===== Data

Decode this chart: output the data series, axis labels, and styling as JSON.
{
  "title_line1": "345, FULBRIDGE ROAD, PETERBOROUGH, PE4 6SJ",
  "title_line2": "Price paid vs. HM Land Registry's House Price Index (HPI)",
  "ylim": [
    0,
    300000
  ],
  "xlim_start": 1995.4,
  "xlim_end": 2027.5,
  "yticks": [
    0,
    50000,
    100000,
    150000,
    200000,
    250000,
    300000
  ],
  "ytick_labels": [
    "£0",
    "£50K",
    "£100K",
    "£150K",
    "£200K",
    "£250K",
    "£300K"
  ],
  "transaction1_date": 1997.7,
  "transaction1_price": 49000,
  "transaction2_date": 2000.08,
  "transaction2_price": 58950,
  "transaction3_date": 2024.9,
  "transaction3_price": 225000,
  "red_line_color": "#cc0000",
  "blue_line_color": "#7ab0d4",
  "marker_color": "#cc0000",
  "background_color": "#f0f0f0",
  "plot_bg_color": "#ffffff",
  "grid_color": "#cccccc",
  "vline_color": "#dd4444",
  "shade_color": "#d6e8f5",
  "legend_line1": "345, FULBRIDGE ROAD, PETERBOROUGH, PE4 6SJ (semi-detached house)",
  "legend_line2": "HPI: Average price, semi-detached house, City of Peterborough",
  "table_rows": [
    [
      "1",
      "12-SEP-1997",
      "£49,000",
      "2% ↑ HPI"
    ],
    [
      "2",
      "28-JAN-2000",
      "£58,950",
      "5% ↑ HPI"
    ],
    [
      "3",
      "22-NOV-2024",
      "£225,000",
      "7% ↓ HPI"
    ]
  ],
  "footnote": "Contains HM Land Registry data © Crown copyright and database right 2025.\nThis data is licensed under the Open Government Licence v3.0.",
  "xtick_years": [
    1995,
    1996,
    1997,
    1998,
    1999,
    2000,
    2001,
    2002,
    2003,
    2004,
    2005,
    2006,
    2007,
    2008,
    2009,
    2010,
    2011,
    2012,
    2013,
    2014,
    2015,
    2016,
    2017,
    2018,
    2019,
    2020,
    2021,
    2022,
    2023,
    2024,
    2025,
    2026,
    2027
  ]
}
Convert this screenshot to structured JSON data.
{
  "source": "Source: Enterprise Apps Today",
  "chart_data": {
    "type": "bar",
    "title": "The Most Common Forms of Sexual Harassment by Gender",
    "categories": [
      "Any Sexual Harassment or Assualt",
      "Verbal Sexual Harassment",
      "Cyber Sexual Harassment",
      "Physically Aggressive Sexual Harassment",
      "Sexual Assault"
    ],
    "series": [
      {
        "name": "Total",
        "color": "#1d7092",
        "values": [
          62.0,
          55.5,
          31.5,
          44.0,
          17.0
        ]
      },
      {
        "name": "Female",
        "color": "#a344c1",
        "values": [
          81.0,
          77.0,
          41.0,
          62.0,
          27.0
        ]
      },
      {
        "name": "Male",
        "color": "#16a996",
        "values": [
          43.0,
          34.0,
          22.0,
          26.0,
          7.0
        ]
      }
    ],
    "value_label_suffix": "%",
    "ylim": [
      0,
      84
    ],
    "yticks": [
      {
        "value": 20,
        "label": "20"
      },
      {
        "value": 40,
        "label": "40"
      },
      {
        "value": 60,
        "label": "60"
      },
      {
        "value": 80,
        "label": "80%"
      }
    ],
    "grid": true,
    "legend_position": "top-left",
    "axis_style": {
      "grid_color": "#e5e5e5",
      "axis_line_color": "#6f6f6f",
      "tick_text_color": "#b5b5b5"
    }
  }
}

==========

# [Aim]
Determine how many lines of the listing above hold the word "FULBRIDGE". Report that number without anything else.

# [Solution to the exercise]
2